What is being asked: Copy every one of the rows that follow, character for character.

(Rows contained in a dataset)
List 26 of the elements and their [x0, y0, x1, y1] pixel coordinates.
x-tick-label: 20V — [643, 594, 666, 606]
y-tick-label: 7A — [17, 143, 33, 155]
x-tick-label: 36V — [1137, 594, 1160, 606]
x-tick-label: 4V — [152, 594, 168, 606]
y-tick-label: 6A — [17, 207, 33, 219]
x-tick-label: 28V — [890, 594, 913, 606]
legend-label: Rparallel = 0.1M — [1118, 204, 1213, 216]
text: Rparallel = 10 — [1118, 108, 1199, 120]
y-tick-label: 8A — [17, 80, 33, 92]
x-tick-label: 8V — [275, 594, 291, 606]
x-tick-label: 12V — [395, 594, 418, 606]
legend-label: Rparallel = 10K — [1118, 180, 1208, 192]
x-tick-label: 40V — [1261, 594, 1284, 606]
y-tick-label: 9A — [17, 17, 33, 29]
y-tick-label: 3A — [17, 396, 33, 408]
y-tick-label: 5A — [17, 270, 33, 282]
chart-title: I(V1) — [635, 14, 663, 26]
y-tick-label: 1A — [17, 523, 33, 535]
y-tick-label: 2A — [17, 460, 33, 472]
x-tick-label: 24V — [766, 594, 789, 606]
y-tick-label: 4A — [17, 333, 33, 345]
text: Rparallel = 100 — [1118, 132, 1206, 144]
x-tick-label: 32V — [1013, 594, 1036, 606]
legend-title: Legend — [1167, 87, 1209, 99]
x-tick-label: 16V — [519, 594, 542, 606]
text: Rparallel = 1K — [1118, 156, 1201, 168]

Finished answer:
List 26 of the elements and their [x0, y0, x1, y1] pixel coordinates.
x-tick-label: 20V — [643, 594, 666, 606]
y-tick-label: 7A — [17, 143, 33, 155]
x-tick-label: 36V — [1137, 594, 1160, 606]
x-tick-label: 4V — [152, 594, 168, 606]
y-tick-label: 6A — [17, 207, 33, 219]
x-tick-label: 28V — [890, 594, 913, 606]
legend-label: Rparallel = 0.1M — [1118, 204, 1213, 216]
text: Rparallel = 10 — [1118, 108, 1199, 120]
y-tick-label: 8A — [17, 80, 33, 92]
x-tick-label: 8V — [275, 594, 291, 606]
x-tick-label: 12V — [395, 594, 418, 606]
legend-label: Rparallel = 10K — [1118, 180, 1208, 192]
x-tick-label: 40V — [1261, 594, 1284, 606]
y-tick-label: 9A — [17, 17, 33, 29]
y-tick-label: 3A — [17, 396, 33, 408]
y-tick-label: 5A — [17, 270, 33, 282]
chart-title: I(V1) — [635, 14, 663, 26]
y-tick-label: 1A — [17, 523, 33, 535]
y-tick-label: 2A — [17, 460, 33, 472]
x-tick-label: 24V — [766, 594, 789, 606]
y-tick-label: 4A — [17, 333, 33, 345]
text: Rparallel = 100 — [1118, 132, 1206, 144]
x-tick-label: 32V — [1013, 594, 1036, 606]
legend-title: Legend — [1167, 87, 1209, 99]
x-tick-label: 16V — [519, 594, 542, 606]
text: Rparallel = 1K — [1118, 156, 1201, 168]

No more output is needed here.